WHAT IS ASKED:
Identify the lines that contain the word "peruskurssi", then copy them.

─── GIVEN RECORDS

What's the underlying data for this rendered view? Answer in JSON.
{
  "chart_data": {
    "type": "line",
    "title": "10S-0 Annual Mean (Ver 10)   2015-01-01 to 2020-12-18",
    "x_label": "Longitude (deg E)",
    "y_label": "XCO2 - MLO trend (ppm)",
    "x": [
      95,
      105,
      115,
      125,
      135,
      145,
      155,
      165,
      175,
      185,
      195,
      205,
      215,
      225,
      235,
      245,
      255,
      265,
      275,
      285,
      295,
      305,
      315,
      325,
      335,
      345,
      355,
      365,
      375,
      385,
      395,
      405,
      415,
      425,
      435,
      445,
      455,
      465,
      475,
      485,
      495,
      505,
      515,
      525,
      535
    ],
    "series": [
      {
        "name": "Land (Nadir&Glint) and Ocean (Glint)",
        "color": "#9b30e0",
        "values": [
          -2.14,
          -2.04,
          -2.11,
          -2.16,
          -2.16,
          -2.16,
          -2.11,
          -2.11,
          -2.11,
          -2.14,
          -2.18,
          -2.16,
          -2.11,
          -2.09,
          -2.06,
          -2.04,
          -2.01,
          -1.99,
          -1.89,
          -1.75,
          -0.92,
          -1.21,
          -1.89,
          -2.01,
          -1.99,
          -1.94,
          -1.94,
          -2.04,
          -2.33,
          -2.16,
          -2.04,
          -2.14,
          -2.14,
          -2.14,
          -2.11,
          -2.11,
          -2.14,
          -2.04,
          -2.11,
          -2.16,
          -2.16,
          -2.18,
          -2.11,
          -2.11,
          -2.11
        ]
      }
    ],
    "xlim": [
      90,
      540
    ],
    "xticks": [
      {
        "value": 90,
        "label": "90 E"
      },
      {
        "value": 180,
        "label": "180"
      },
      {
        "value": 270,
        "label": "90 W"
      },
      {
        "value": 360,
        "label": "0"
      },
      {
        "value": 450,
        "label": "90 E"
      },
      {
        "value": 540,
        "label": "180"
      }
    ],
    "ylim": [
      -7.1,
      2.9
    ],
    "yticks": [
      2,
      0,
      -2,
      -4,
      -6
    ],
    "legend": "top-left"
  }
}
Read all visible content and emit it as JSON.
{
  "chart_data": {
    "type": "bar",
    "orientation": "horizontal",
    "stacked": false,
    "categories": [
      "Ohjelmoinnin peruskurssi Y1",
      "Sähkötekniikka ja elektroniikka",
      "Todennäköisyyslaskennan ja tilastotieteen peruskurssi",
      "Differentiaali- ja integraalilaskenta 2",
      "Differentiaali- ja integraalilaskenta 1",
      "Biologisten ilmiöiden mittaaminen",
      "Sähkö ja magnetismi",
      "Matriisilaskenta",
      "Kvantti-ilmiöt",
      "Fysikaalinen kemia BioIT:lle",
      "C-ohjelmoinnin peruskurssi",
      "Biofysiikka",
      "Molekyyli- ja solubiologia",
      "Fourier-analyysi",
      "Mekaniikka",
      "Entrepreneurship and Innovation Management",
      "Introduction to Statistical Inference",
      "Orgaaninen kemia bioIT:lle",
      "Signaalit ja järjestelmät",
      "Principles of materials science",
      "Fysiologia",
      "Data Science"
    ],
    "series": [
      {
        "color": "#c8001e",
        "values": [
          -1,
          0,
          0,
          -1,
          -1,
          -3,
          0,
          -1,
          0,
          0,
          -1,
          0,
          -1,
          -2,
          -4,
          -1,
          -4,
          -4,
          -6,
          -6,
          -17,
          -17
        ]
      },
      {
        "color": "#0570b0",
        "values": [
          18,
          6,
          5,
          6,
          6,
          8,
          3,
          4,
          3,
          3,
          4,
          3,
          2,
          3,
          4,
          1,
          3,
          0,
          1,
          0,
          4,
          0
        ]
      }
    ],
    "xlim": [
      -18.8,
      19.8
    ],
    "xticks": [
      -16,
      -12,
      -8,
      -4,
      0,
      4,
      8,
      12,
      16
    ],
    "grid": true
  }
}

──────

OUTPUT OF THE EXERCISE:
      "Ohjelmoinnin peruskurssi Y1",
      "Todennäköisyyslaskennan ja tilastotieteen peruskurssi",
      "C-ohjelmoinnin peruskurssi",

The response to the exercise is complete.